##### DATA EXTRACT

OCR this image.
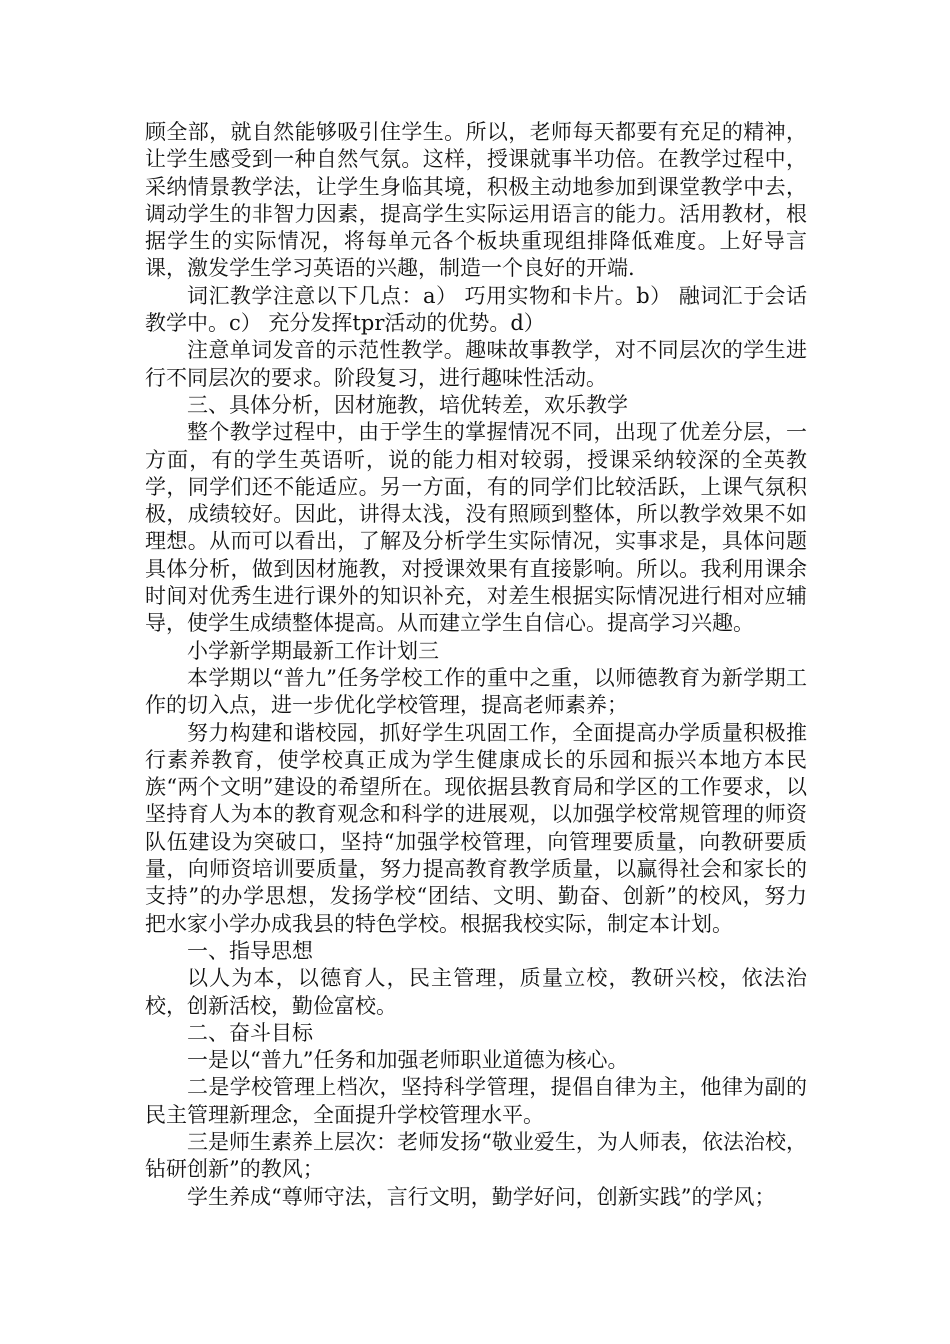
顾全部，就自然能够吸引住学生。所以，老师每天都要有充足的精神，让学生感受到一种自然气氛。这样，授课就事半功倍。在教学过程中，采纳情景教学法，让学生身临其境，积极主动地参加到课堂教学中去，调动学生的非智力因素，提高学生实际运用语言的能力。活用教材，根据学生的实际情况，将每单元各个板块重现组排降低难度。上好导言课，激发学生学习英语的兴趣，制造一个良好的开端.

词汇教学注意以下几点：a） 巧用实物和卡片。b） 融词汇于会话教学中。c） 充分发挥tpr活动的优势。d）

注意单词发音的示范性教学。趣味故事教学，对不同层次的学生进行不同层次的要求。阶段复习，进行趣味性活动。

三、具体分析，因材施教，培优转差，欢乐教学

整个教学过程中，由于学生的掌握情况不同，出现了优差分层，一方面，有的学生英语听，说的能力相对较弱，授课采纳较深的全英教学，同学们还不能适应。另一方面，有的同学们比较活跃，上课气氛积极，成绩较好。因此，讲得太浅，没有照顾到整体，所以教学效果不如理想。从而可以看出，了解及分析学生实际情况，实事求是，具体问题具体分析，做到因材施教，对授课效果有直接影响。所以。我利用课余时间对优秀生进行课外的知识补充，对差生根据实际情况进行相对应辅导，使学生成绩整体提高。从而建立学生自信心。提高学习兴趣。

小学新学期最新工作计划三

本学期以“普九”任务学校工作的重中之重，以师德教育为新学期工作的切入点，进一步优化学校管理，提高老师素养；

努力构建和谐校园，抓好学生巩固工作，全面提高办学质量积极推行素养教育，使学校真正成为学生健康成长的乐园和振兴本地方本民族“两个文明”建设的希望所在。现依据县教育局和学区的工作要求，以坚持育人为本的教育观念和科学的进展观，以加强学校常规管理的师资队伍建设为突破口，坚持“加强学校管理，向管理要质量，向教研要质量，向师资培训要质量，努力提高教育教学质量，以赢得社会和家长的支持”的办学思想，发扬学校“团结、文明、勤奋、创新”的校风，努力把水家小学办成我县的特色学校。根据我校实际，制定本计划。

一、指导思想

以人为本，以德育人，民主管理，质量立校，教研兴校，依法治校，创新活校，勤俭富校。

二、奋斗目标

一是以“普九”任务和加强老师职业道德为核心。

二是学校管理上档次，坚持科学管理，提倡自律为主，他律为副的民主管理新理念，全面提升学校管理水平。

三是师生素养上层次：老师发扬“敬业爱生，为人师表，依法治校，钻研创新”的教风；

学生养成“尊师守法，言行文明，勤学好问，创新实践”的学风；
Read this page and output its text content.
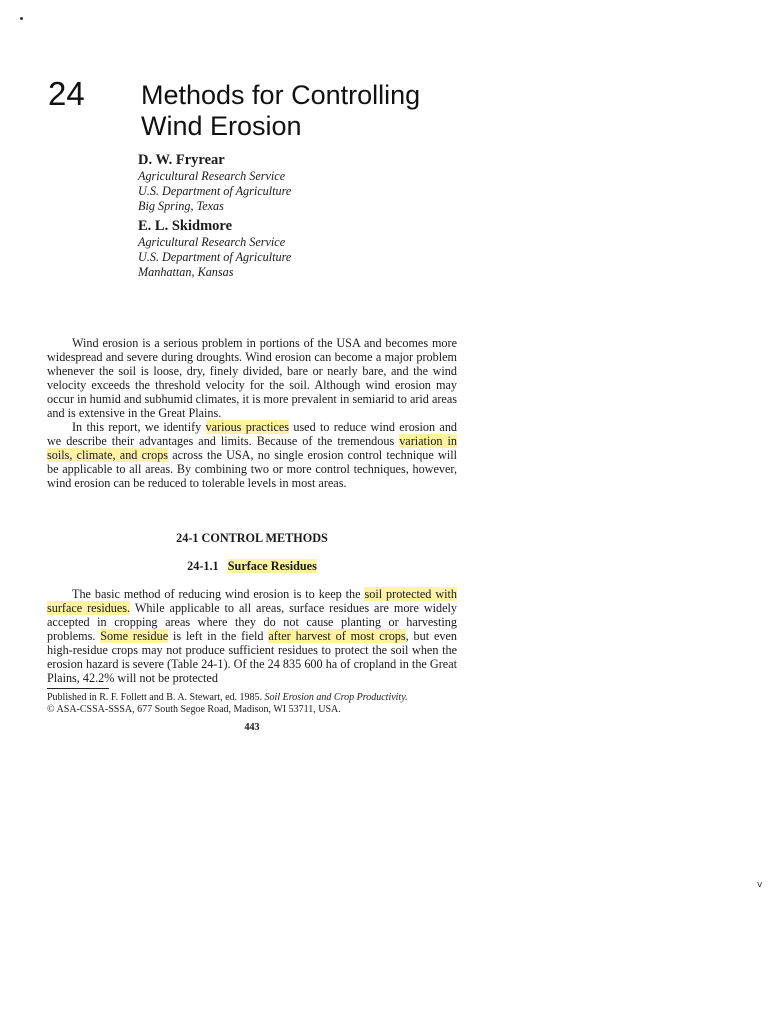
v
24 Methods for Controlling
Wind Erosion
D. W. Fryrear
Agricultural Research Service
U.S. Department of Agriculture
Big Spring, Texas
E. L. Skidmore
Agricultural Research Service
U.S. Department of Agriculture
Manhattan, Kansas

Wind erosion is a serious problem in portions of the USA and becomes more widespread and severe during droughts. Wind erosion can become a major problem whenever the soil is loose, dry, finely divided, bare or nearly bare, and the wind velocity exceeds the threshold velocity for the soil. Although wind erosion may occur in humid and subhumid climates, it is more prevalent in semiarid to arid areas and is extensive in the Great Plains.

In this report, we identify various practices used to reduce wind erosion and we describe their advantages and limits. Because of the tremendous variation in soils, climate, and crops across the USA, no single erosion control technique will be applicable to all areas. By combining two or more control techniques, however, wind erosion can be reduced to tolerable levels in most areas.

24-1 CONTROL METHODS
24-1.1 Surface Residues

The basic method of reducing wind erosion is to keep the soil protected with surface residues. While applicable to all areas, surface residues are more widely accepted in cropping areas where they do not cause planting or harvesting problems. Some residue is left in the field after harvest of most crops, but even high-residue crops may not produce sufficient residues to protect the soil when the erosion hazard is severe (Table 24-1). Of the 24 835 600 ha of cropland in the Great Plains, 42.2% will not be protected

Published in R. F. Follett and B. A. Stewart, ed. 1985. Soil Erosion and Crop Productivity.
© ASA-CSSA-SSSA, 677 South Segoe Road, Madison, WI 53711, USA.
443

##########

Transcribe the complete set of entries verbatim. No pictures belong in the copy.

RESULT:
OCR this image.
顾全部，就自然能够吸引住学生。所以，老师每天都要有充足的精神，让学生感受到一种自然气氛。这样，授课就事半功倍。在教学过程中，采纳情景教学法，让学生身临其境，积极主动地参加到课堂教学中去，调动学生的非智力因素，提高学生实际运用语言的能力。活用教材，根据学生的实际情况，将每单元各个板块重现组排降低难度。上好导言课，激发学生学习英语的兴趣，制造一个良好的开端.

词汇教学注意以下几点：a） 巧用实物和卡片。b） 融词汇于会话教学中。c） 充分发挥tpr活动的优势。d）

注意单词发音的示范性教学。趣味故事教学，对不同层次的学生进行不同层次的要求。阶段复习，进行趣味性活动。

三、具体分析，因材施教，培优转差，欢乐教学

整个教学过程中，由于学生的掌握情况不同，出现了优差分层，一方面，有的学生英语听，说的能力相对较弱，授课采纳较深的全英教学，同学们还不能适应。另一方面，有的同学们比较活跃，上课气氛积极，成绩较好。因此，讲得太浅，没有照顾到整体，所以教学效果不如理想。从而可以看出，了解及分析学生实际情况，实事求是，具体问题具体分析，做到因材施教，对授课效果有直接影响。所以。我利用课余时间对优秀生进行课外的知识补充，对差生根据实际情况进行相对应辅导，使学生成绩整体提高。从而建立学生自信心。提高学习兴趣。

小学新学期最新工作计划三

本学期以“普九”任务学校工作的重中之重，以师德教育为新学期工作的切入点，进一步优化学校管理，提高老师素养；

努力构建和谐校园，抓好学生巩固工作，全面提高办学质量积极推行素养教育，使学校真正成为学生健康成长的乐园和振兴本地方本民族“两个文明”建设的希望所在。现依据县教育局和学区的工作要求，以坚持育人为本的教育观念和科学的进展观，以加强学校常规管理的师资队伍建设为突破口，坚持“加强学校管理，向管理要质量，向教研要质量，向师资培训要质量，努力提高教育教学质量，以赢得社会和家长的支持”的办学思想，发扬学校“团结、文明、勤奋、创新”的校风，努力把水家小学办成我县的特色学校。根据我校实际，制定本计划。

一、指导思想

以人为本，以德育人，民主管理，质量立校，教研兴校，依法治校，创新活校，勤俭富校。

二、奋斗目标

一是以“普九”任务和加强老师职业道德为核心。

二是学校管理上档次，坚持科学管理，提倡自律为主，他律为副的民主管理新理念，全面提升学校管理水平。

三是师生素养上层次：老师发扬“敬业爱生，为人师表，依法治校，钻研创新”的教风；

学生养成“尊师守法，言行文明，勤学好问，创新实践”的学风；
Read this page and output its text content.
v
24 Methods for Controlling
Wind Erosion
D. W. Fryrear
Agricultural Research Service
U.S. Department of Agriculture
Big Spring, Texas
E. L. Skidmore
Agricultural Research Service
U.S. Department of Agriculture
Manhattan, Kansas

Wind erosion is a serious problem in portions of the USA and becomes more widespread and severe during droughts. Wind erosion can become a major problem whenever the soil is loose, dry, finely divided, bare or nearly bare, and the wind velocity exceeds the threshold velocity for the soil. Although wind erosion may occur in humid and subhumid climates, it is more prevalent in semiarid to arid areas and is extensive in the Great Plains.

In this report, we identify various practices used to reduce wind erosion and we describe their advantages and limits. Because of the tremendous variation in soils, climate, and crops across the USA, no single erosion control technique will be applicable to all areas. By combining two or more control techniques, however, wind erosion can be reduced to tolerable levels in most areas.

24-1 CONTROL METHODS
24-1.1 Surface Residues

The basic method of reducing wind erosion is to keep the soil protected with surface residues. While applicable to all areas, surface residues are more widely accepted in cropping areas where they do not cause planting or harvesting problems. Some residue is left in the field after harvest of most crops, but even high-residue crops may not produce sufficient residues to protect the soil when the erosion hazard is severe (Table 24-1). Of the 24 835 600 ha of cropland in the Great Plains, 42.2% will not be protected

Published in R. F. Follett and B. A. Stewart, ed. 1985. Soil Erosion and Crop Productivity.
© ASA-CSSA-SSSA, 677 South Segoe Road, Madison, WI 53711, USA.
443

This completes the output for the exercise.